WHAT TO PRODUCE: Skip every line before the one containing "What text is on this page?", then copy that line and the rest of the entries below exactly, through the last line.

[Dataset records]
--

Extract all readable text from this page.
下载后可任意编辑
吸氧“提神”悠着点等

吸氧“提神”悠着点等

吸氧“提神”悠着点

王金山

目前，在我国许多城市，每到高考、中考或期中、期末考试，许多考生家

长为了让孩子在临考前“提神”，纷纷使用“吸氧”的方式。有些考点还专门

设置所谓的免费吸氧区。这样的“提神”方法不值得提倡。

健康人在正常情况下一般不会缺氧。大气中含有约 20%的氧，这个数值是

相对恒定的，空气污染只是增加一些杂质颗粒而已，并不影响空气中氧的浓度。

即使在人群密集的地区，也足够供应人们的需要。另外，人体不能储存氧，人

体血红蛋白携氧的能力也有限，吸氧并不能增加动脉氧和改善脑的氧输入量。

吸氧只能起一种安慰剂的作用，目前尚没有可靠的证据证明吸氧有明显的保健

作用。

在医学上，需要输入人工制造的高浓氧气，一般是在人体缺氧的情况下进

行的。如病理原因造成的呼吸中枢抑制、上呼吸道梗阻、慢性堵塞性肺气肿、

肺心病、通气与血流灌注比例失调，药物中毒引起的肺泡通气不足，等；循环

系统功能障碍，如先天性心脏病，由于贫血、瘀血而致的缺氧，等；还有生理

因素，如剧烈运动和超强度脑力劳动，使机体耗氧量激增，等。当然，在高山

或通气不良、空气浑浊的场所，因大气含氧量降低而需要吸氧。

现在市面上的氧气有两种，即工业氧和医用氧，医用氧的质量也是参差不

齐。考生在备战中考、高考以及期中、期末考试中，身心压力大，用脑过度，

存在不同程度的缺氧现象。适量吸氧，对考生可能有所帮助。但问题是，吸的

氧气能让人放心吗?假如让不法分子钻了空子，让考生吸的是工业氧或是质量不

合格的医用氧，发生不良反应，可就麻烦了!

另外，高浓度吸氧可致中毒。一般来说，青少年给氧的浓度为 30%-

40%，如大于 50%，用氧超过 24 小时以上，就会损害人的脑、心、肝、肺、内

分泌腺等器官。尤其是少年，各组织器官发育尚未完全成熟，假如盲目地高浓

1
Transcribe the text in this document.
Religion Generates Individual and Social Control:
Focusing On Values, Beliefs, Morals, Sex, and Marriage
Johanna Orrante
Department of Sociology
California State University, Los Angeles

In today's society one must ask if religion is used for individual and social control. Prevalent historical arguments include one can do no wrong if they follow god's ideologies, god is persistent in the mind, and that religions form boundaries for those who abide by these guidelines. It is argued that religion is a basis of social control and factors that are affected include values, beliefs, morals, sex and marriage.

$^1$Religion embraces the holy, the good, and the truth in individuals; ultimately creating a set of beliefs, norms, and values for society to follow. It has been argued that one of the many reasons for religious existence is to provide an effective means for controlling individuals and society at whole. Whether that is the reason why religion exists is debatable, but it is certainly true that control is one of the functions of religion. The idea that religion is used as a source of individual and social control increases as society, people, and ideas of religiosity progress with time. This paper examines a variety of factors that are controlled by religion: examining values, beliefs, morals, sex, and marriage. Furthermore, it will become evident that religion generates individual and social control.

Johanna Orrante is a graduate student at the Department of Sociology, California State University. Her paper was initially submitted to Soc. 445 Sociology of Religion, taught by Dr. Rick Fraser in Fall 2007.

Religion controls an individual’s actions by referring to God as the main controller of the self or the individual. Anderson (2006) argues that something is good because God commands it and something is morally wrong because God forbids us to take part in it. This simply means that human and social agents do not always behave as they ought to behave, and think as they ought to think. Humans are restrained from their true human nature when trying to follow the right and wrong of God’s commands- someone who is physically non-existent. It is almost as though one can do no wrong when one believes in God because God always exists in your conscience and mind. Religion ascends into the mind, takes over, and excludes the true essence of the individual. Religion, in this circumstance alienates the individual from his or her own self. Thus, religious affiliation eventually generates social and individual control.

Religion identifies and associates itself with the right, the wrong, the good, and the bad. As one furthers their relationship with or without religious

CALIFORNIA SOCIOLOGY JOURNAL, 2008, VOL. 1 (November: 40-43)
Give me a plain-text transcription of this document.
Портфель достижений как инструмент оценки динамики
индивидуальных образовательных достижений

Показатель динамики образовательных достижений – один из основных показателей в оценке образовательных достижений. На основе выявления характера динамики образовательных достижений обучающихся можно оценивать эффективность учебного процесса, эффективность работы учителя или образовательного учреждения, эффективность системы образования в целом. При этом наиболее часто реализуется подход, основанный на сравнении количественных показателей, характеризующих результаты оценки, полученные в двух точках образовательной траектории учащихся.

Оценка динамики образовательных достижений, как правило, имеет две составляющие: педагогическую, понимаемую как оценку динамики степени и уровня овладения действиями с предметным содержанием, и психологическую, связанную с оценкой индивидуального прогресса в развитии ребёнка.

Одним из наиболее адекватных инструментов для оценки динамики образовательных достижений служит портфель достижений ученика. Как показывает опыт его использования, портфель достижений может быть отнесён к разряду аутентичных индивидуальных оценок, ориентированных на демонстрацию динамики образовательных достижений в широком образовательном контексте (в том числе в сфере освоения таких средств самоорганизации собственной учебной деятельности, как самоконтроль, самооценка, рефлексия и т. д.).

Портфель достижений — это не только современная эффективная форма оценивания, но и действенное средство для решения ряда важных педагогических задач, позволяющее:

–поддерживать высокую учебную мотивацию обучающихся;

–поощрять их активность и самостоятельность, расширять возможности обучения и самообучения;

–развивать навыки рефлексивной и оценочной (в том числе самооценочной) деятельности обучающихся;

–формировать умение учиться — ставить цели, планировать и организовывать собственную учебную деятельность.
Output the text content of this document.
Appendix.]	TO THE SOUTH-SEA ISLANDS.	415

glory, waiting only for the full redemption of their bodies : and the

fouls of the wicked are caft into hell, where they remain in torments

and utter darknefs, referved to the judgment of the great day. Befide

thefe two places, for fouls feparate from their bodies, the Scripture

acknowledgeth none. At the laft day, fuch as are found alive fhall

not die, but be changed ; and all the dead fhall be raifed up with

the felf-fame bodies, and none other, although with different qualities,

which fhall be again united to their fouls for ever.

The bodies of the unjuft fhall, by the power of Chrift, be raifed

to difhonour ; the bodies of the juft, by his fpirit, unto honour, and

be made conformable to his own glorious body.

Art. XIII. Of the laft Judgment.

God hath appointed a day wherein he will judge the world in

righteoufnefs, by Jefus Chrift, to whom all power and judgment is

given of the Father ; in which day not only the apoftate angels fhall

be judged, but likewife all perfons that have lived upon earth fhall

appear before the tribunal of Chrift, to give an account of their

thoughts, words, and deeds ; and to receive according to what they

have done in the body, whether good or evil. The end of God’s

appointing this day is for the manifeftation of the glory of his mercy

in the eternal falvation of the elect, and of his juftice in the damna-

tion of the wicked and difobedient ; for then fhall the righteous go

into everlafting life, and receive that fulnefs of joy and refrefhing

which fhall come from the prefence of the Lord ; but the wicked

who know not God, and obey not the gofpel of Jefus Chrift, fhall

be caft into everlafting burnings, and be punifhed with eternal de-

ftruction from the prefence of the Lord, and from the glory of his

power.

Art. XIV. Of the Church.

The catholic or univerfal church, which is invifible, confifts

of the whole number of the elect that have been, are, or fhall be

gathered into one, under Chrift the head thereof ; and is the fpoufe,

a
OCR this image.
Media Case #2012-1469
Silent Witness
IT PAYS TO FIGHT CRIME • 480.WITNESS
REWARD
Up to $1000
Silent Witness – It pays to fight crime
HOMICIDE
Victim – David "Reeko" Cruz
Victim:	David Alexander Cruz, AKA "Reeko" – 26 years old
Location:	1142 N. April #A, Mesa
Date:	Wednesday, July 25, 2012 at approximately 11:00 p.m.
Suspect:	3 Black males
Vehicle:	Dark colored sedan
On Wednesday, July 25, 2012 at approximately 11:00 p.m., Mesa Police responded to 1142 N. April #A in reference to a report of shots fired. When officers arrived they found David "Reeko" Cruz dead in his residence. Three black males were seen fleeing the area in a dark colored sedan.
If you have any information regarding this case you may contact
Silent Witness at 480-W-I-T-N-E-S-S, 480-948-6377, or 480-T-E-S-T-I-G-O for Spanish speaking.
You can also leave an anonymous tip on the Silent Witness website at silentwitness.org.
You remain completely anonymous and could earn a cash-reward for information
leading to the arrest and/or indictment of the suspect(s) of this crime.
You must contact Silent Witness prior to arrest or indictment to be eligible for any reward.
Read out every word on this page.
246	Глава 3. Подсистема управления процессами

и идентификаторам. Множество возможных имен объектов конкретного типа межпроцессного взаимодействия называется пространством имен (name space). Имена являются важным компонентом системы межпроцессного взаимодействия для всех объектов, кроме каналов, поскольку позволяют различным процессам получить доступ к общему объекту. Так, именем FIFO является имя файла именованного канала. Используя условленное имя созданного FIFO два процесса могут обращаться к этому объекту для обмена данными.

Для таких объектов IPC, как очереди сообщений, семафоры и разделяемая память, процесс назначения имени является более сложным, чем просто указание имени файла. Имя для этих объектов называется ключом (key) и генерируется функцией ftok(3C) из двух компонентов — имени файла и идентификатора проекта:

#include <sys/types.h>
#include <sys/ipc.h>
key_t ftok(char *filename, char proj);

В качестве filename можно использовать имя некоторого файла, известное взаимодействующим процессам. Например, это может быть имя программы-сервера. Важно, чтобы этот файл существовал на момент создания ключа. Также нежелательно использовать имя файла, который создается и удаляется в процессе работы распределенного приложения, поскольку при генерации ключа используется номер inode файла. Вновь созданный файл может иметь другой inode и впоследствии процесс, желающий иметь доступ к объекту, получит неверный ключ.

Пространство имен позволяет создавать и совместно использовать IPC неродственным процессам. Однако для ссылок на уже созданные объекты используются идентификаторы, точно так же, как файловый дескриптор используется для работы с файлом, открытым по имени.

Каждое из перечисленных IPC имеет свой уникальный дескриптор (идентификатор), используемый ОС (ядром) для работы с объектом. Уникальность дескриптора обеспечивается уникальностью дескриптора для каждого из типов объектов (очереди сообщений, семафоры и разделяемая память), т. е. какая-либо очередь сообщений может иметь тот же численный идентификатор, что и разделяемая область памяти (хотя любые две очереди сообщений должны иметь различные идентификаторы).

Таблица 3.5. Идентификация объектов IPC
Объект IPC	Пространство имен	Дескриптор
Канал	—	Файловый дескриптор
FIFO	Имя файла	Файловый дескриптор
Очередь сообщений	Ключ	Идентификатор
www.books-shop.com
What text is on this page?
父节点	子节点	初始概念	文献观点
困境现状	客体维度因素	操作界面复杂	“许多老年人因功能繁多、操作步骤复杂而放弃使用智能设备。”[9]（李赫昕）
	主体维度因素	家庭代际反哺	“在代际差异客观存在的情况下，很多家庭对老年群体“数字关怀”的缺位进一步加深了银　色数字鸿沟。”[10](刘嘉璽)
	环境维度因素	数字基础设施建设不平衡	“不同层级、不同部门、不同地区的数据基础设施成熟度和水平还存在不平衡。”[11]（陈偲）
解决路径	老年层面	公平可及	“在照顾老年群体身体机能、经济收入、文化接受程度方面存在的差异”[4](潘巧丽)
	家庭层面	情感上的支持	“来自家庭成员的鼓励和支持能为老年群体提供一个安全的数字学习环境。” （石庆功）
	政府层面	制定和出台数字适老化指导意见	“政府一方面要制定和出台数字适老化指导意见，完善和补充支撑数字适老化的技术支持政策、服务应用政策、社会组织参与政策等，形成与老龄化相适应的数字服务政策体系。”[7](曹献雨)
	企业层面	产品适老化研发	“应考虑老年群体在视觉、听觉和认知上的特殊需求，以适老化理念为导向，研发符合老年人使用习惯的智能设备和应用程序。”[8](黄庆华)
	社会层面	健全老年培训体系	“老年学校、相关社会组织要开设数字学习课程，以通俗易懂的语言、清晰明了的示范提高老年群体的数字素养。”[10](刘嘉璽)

--

ANSWER TO THIS PROBLEM:
What text is on this page?
父节点	子节点	初始概念	文献观点
困境现状	客体维度因素	操作界面复杂	“许多老年人因功能繁多、操作步骤复杂而放弃使用智能设备。”[9]（李赫昕）
	主体维度因素	家庭代际反哺	“在代际差异客观存在的情况下，很多家庭对老年群体“数字关怀”的缺位进一步加深了银　色数字鸿沟。”[10](刘嘉璽)
	环境维度因素	数字基础设施建设不平衡	“不同层级、不同部门、不同地区的数据基础设施成熟度和水平还存在不平衡。”[11]（陈偲）
解决路径	老年层面	公平可及	“在照顾老年群体身体机能、经济收入、文化接受程度方面存在的差异”[4](潘巧丽)
	家庭层面	情感上的支持	“来自家庭成员的鼓励和支持能为老年群体提供一个安全的数字学习环境。” （石庆功）
	政府层面	制定和出台数字适老化指导意见	“政府一方面要制定和出台数字适老化指导意见，完善和补充支撑数字适老化的技术支持政策、服务应用政策、社会组织参与政策等，形成与老龄化相适应的数字服务政策体系。”[7](曹献雨)
	企业层面	产品适老化研发	“应考虑老年群体在视觉、听觉和认知上的特殊需求，以适老化理念为导向，研发符合老年人使用习惯的智能设备和应用程序。”[8](黄庆华)
	社会层面	健全老年培训体系	“老年学校、相关社会组织要开设数字学习课程，以通俗易懂的语言、清晰明了的示范提高老年群体的数字素养。”[10](刘嘉璽)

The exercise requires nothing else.